**SHORT EXERCISE**
Extract the full set of records that follows, word for word.

◆ ◆ ◆ ◆ ◆ ◆ ◆

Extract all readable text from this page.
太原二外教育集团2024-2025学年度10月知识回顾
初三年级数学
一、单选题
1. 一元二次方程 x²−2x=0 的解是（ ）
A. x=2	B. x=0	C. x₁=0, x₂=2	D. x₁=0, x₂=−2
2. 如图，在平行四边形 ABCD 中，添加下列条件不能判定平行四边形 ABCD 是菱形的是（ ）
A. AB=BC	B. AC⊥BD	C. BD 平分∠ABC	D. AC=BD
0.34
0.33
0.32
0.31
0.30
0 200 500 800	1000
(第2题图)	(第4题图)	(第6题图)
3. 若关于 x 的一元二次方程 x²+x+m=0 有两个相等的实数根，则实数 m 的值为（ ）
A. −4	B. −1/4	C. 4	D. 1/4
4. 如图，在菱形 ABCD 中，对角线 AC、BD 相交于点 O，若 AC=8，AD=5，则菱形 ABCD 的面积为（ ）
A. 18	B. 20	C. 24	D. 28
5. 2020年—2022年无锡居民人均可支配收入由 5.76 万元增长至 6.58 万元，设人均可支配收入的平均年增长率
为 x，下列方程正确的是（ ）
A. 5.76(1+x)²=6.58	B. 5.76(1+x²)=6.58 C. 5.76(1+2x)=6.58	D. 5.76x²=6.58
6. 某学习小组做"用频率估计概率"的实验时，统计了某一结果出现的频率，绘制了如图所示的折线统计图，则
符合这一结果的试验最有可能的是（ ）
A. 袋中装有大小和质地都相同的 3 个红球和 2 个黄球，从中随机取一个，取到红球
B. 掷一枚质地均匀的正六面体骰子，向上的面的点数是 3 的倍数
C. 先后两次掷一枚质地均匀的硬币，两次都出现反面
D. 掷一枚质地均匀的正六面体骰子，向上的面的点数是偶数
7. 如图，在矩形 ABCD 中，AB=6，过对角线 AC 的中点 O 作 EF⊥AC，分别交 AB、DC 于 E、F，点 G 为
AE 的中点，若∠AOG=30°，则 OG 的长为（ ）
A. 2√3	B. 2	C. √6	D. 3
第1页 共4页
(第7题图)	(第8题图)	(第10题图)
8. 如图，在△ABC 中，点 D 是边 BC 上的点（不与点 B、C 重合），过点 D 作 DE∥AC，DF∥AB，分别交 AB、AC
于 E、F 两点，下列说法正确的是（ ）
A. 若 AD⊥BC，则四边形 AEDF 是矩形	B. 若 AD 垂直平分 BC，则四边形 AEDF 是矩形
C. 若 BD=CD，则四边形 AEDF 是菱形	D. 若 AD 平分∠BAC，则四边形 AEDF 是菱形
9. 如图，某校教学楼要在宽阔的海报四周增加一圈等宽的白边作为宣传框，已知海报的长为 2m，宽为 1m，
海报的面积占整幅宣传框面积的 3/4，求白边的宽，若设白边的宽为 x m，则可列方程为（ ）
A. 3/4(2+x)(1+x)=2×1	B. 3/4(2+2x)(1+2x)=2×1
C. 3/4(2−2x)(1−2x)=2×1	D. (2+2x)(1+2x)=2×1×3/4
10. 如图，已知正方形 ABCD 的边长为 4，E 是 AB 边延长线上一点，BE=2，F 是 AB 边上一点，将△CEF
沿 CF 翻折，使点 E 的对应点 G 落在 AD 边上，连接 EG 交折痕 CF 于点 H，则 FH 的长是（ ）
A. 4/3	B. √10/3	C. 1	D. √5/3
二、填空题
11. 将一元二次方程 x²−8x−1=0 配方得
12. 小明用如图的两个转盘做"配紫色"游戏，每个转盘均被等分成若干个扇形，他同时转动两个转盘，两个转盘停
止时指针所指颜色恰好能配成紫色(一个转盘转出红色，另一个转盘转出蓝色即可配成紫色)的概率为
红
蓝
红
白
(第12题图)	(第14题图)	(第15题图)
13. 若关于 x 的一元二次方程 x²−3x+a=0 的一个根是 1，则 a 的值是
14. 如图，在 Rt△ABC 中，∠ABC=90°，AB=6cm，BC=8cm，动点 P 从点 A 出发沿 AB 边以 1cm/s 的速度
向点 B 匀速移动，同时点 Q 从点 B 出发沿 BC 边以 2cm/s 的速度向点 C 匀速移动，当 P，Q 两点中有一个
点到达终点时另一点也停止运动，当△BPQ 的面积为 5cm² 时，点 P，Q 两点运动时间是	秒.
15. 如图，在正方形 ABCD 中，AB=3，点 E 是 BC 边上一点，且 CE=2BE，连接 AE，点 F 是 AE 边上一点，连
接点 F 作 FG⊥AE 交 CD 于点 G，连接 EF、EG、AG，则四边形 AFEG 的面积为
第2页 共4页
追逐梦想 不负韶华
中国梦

◆ ◆ ◆ ◆ ◆ ◆ ◆

**FINISHED EXERCISE**
Extract all readable text from this page.
太原二外教育集团2024-2025学年度10月知识回顾
初三年级数学
一、单选题
1. 一元二次方程 x²−2x=0 的解是（ ）
A. x=2	B. x=0	C. x₁=0, x₂=2	D. x₁=0, x₂=−2
2. 如图，在平行四边形 ABCD 中，添加下列条件不能判定平行四边形 ABCD 是菱形的是（ ）
A. AB=BC	B. AC⊥BD	C. BD 平分∠ABC	D. AC=BD
0.34
0.33
0.32
0.31
0.30
0 200 500 800	1000
(第2题图)	(第4题图)	(第6题图)
3. 若关于 x 的一元二次方程 x²+x+m=0 有两个相等的实数根，则实数 m 的值为（ ）
A. −4	B. −1/4	C. 4	D. 1/4
4. 如图，在菱形 ABCD 中，对角线 AC、BD 相交于点 O，若 AC=8，AD=5，则菱形 ABCD 的面积为（ ）
A. 18	B. 20	C. 24	D. 28
5. 2020年—2022年无锡居民人均可支配收入由 5.76 万元增长至 6.58 万元，设人均可支配收入的平均年增长率
为 x，下列方程正确的是（ ）
A. 5.76(1+x)²=6.58	B. 5.76(1+x²)=6.58 C. 5.76(1+2x)=6.58	D. 5.76x²=6.58
6. 某学习小组做"用频率估计概率"的实验时，统计了某一结果出现的频率，绘制了如图所示的折线统计图，则
符合这一结果的试验最有可能的是（ ）
A. 袋中装有大小和质地都相同的 3 个红球和 2 个黄球，从中随机取一个，取到红球
B. 掷一枚质地均匀的正六面体骰子，向上的面的点数是 3 的倍数
C. 先后两次掷一枚质地均匀的硬币，两次都出现反面
D. 掷一枚质地均匀的正六面体骰子，向上的面的点数是偶数
7. 如图，在矩形 ABCD 中，AB=6，过对角线 AC 的中点 O 作 EF⊥AC，分别交 AB、DC 于 E、F，点 G 为
AE 的中点，若∠AOG=30°，则 OG 的长为（ ）
A. 2√3	B. 2	C. √6	D. 3
第1页 共4页
(第7题图)	(第8题图)	(第10题图)
8. 如图，在△ABC 中，点 D 是边 BC 上的点（不与点 B、C 重合），过点 D 作 DE∥AC，DF∥AB，分别交 AB、AC
于 E、F 两点，下列说法正确的是（ ）
A. 若 AD⊥BC，则四边形 AEDF 是矩形	B. 若 AD 垂直平分 BC，则四边形 AEDF 是矩形
C. 若 BD=CD，则四边形 AEDF 是菱形	D. 若 AD 平分∠BAC，则四边形 AEDF 是菱形
9. 如图，某校教学楼要在宽阔的海报四周增加一圈等宽的白边作为宣传框，已知海报的长为 2m，宽为 1m，
海报的面积占整幅宣传框面积的 3/4，求白边的宽，若设白边的宽为 x m，则可列方程为（ ）
A. 3/4(2+x)(1+x)=2×1	B. 3/4(2+2x)(1+2x)=2×1
C. 3/4(2−2x)(1−2x)=2×1	D. (2+2x)(1+2x)=2×1×3/4
10. 如图，已知正方形 ABCD 的边长为 4，E 是 AB 边延长线上一点，BE=2，F 是 AB 边上一点，将△CEF
沿 CF 翻折，使点 E 的对应点 G 落在 AD 边上，连接 EG 交折痕 CF 于点 H，则 FH 的长是（ ）
A. 4/3	B. √10/3	C. 1	D. √5/3
二、填空题
11. 将一元二次方程 x²−8x−1=0 配方得
12. 小明用如图的两个转盘做"配紫色"游戏，每个转盘均被等分成若干个扇形，他同时转动两个转盘，两个转盘停
止时指针所指颜色恰好能配成紫色(一个转盘转出红色，另一个转盘转出蓝色即可配成紫色)的概率为
红
蓝
红
白
(第12题图)	(第14题图)	(第15题图)
13. 若关于 x 的一元二次方程 x²−3x+a=0 的一个根是 1，则 a 的值是
14. 如图，在 Rt△ABC 中，∠ABC=90°，AB=6cm，BC=8cm，动点 P 从点 A 出发沿 AB 边以 1cm/s 的速度
向点 B 匀速移动，同时点 Q 从点 B 出发沿 BC 边以 2cm/s 的速度向点 C 匀速移动，当 P，Q 两点中有一个
点到达终点时另一点也停止运动，当△BPQ 的面积为 5cm² 时，点 P，Q 两点运动时间是	秒.
15. 如图，在正方形 ABCD 中，AB=3，点 E 是 BC 边上一点，且 CE=2BE，连接 AE，点 F 是 AE 边上一点，连
接点 F 作 FG⊥AE 交 CD 于点 G，连接 EF、EG、AG，则四边形 AFEG 的面积为
第2页 共4页
追逐梦想 不负韶华
中国梦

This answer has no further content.